### DATA RECORDS

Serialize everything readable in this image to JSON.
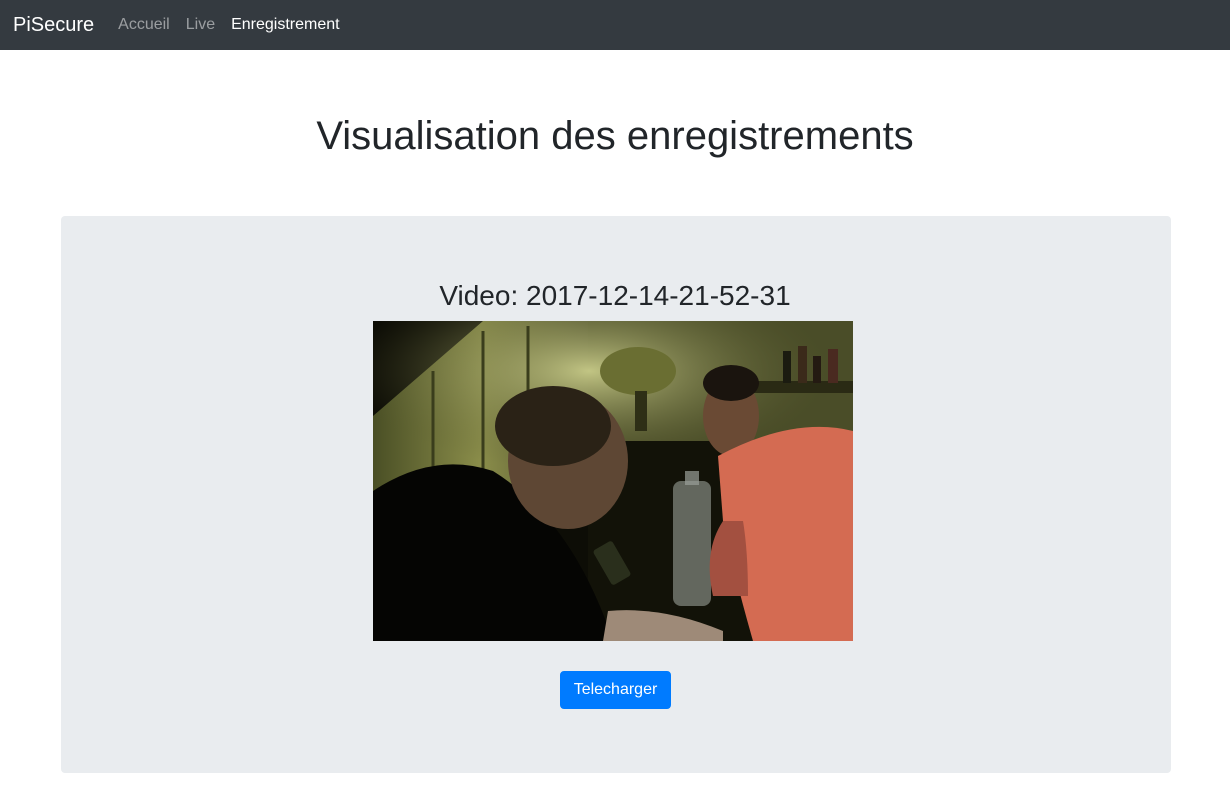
{
  "navbar": {
    "brand": "PiSecure",
    "links": [
      {
        "label": "Accueil",
        "active": false
      },
      {
        "label": "Live",
        "active": false
      },
      {
        "label": "Enregistrement",
        "active": true
      }
    ]
  },
  "page": {
    "title": "Visualisation des enregistrements"
  },
  "recording": {
    "title": "Video: 2017-12-14-21-52-31",
    "download_label": "Telecharger"
  },
  "colors": {
    "navbar_bg": "#343a40",
    "jumbotron_bg": "#e9ecef",
    "primary": "#007bff"
  }
}
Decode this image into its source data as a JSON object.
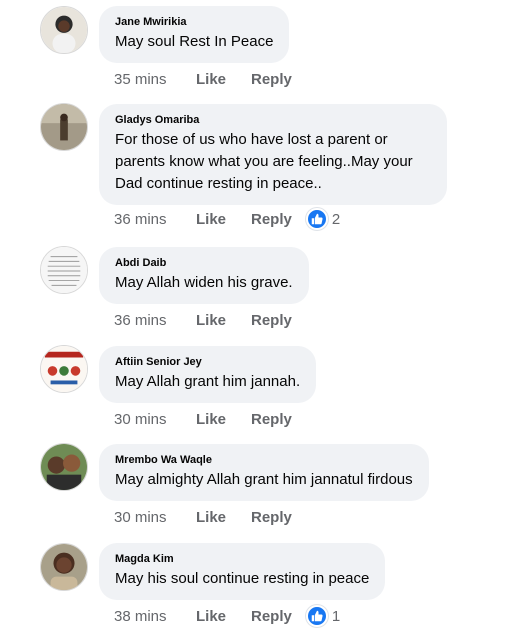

### AIM OF THE EXERCISE
Go through the listing above and write it out again exactly, dropping the pictures.

### SOLVED EXERCISE
Serialize everything readable in this image to JSON.
{
  "navbar": {
    "brand": "PiSecure",
    "links": [
      {
        "label": "Accueil",
        "active": false
      },
      {
        "label": "Live",
        "active": false
      },
      {
        "label": "Enregistrement",
        "active": true
      }
    ]
  },
  "page": {
    "title": "Visualisation des enregistrements"
  },
  "recording": {
    "title": "Video: 2017-12-14-21-52-31",
    "download_label": "Telecharger"
  },
  "colors": {
    "navbar_bg": "#343a40",
    "jumbotron_bg": "#e9ecef",
    "primary": "#007bff"
  }
}
Decode this image into its source data as a JSON object.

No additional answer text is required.